## Document

● ● ● ● ●

Tax Time Has Arrived! Tips for Getting Ready for Your Tax Appointment

time for taxes
04 January 2025
David M Robson

Article Highlights:

  • It is time to gather your information for your tax appointment
  • Choosing your alternatives
  • · Sales of property
  • · Depreciation
  • · Where to Begin?
  • · Accuracy Even for Details
  • · Marital Status Change
  • · Dependents
  • · Some Transactions Deserve Special Treatment
  • · Sales of Stock or Other Property
  • · Gifted or Inherited Property
  • · Reinvested Dividends
  • · Sale of Home
  • · Purchase of a Home
  • · Home Energy-Related Expenditures
  • · Identity Theft
  • · Car Expenses
  • · Charitable Donations

You, like most taxpayers, probably dread the task of pulling together your records to prepare for your tax preparation appointment, but the effort usually pays off in the extra tax you might save! When you arrive at your appointment fully prepared, you’ll have more time to:

  • Consider every possible legal deduction;
  • Evaluate which income reporting and deductions are best suited to your situation;
  • Explore current law changes that affect your tax status;
  • Talk about tax-planning alternatives that could reduce your future tax liability.

● ● ● ● ●

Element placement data
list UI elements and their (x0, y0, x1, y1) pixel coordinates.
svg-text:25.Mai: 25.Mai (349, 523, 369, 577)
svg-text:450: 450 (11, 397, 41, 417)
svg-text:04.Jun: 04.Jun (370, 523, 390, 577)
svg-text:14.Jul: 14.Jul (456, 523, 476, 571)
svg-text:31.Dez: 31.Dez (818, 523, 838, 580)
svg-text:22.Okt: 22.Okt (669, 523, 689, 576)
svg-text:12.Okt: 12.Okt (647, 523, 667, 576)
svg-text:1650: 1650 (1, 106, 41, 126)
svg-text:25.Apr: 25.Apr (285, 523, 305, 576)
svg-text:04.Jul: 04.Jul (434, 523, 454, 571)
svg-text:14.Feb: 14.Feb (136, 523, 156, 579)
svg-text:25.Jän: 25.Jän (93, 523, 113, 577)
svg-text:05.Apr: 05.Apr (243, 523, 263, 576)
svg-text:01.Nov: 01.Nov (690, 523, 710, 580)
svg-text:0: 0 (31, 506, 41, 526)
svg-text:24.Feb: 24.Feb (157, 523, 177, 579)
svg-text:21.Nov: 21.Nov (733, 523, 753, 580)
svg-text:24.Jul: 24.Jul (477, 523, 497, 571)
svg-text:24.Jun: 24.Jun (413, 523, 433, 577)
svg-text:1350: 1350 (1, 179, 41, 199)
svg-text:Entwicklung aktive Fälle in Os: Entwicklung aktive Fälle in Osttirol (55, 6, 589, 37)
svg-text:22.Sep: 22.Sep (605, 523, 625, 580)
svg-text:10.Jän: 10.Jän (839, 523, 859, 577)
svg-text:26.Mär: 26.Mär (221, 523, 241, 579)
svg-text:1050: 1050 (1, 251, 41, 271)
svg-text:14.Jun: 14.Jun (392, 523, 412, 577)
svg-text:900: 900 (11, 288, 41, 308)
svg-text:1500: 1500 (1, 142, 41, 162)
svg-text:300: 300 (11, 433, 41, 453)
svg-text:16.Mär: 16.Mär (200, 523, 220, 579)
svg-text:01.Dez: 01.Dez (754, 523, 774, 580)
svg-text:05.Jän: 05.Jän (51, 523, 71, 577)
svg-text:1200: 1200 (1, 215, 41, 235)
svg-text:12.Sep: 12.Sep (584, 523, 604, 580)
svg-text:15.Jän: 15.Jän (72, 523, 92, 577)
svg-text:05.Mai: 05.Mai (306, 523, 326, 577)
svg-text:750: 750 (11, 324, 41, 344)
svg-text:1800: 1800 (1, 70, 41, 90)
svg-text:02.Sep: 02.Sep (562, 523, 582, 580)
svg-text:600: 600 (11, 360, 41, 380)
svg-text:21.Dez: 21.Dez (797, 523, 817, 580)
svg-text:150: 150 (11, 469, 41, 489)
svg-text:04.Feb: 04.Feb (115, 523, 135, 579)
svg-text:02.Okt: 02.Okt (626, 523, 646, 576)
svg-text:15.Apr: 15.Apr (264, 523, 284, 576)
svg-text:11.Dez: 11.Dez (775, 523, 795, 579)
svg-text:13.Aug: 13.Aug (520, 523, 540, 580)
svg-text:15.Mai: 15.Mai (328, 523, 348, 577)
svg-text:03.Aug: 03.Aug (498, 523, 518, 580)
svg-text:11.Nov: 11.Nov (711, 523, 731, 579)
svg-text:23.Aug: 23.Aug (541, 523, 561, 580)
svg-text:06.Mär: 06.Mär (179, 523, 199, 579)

● ● ● ● ●

## Complete the following
A: Duplicate the records line for line, starting at the first line of the records and ending with the line that contains "svg-text:14.Jul: 14.Jul (456, 523, 476, 571)".
B: Carry the article on preparing for a tax appointment forward from its last line.

## Solved tasks
A:
list UI elements and their (x0, y0, x1, y1) pixel coordinates.
svg-text:25.Mai: 25.Mai (349, 523, 369, 577)
svg-text:450: 450 (11, 397, 41, 417)
svg-text:04.Jun: 04.Jun (370, 523, 390, 577)
svg-text:14.Jul: 14.Jul (456, 523, 476, 571)

B:
Choosing Your Best Alternatives - The tax law allows a variety of methods of handling income and deductions on your return. Choices when preparing your return often affect not only the current year, but future returns as well. Topics these choices relate to include:

  • Sales of property - For the year in which you sell property and arrange the sale so that you receive payments on the sales contract over a period of years, you can sometimes choose between reporting the entire gain on the return for the sale year or over several years as you receive payments from the buyer.
  • Depreciation - When you purchase certain property used for business, generally the cost is written off (depreciated) over several years, but in some cases the cost can be deducted all in one year.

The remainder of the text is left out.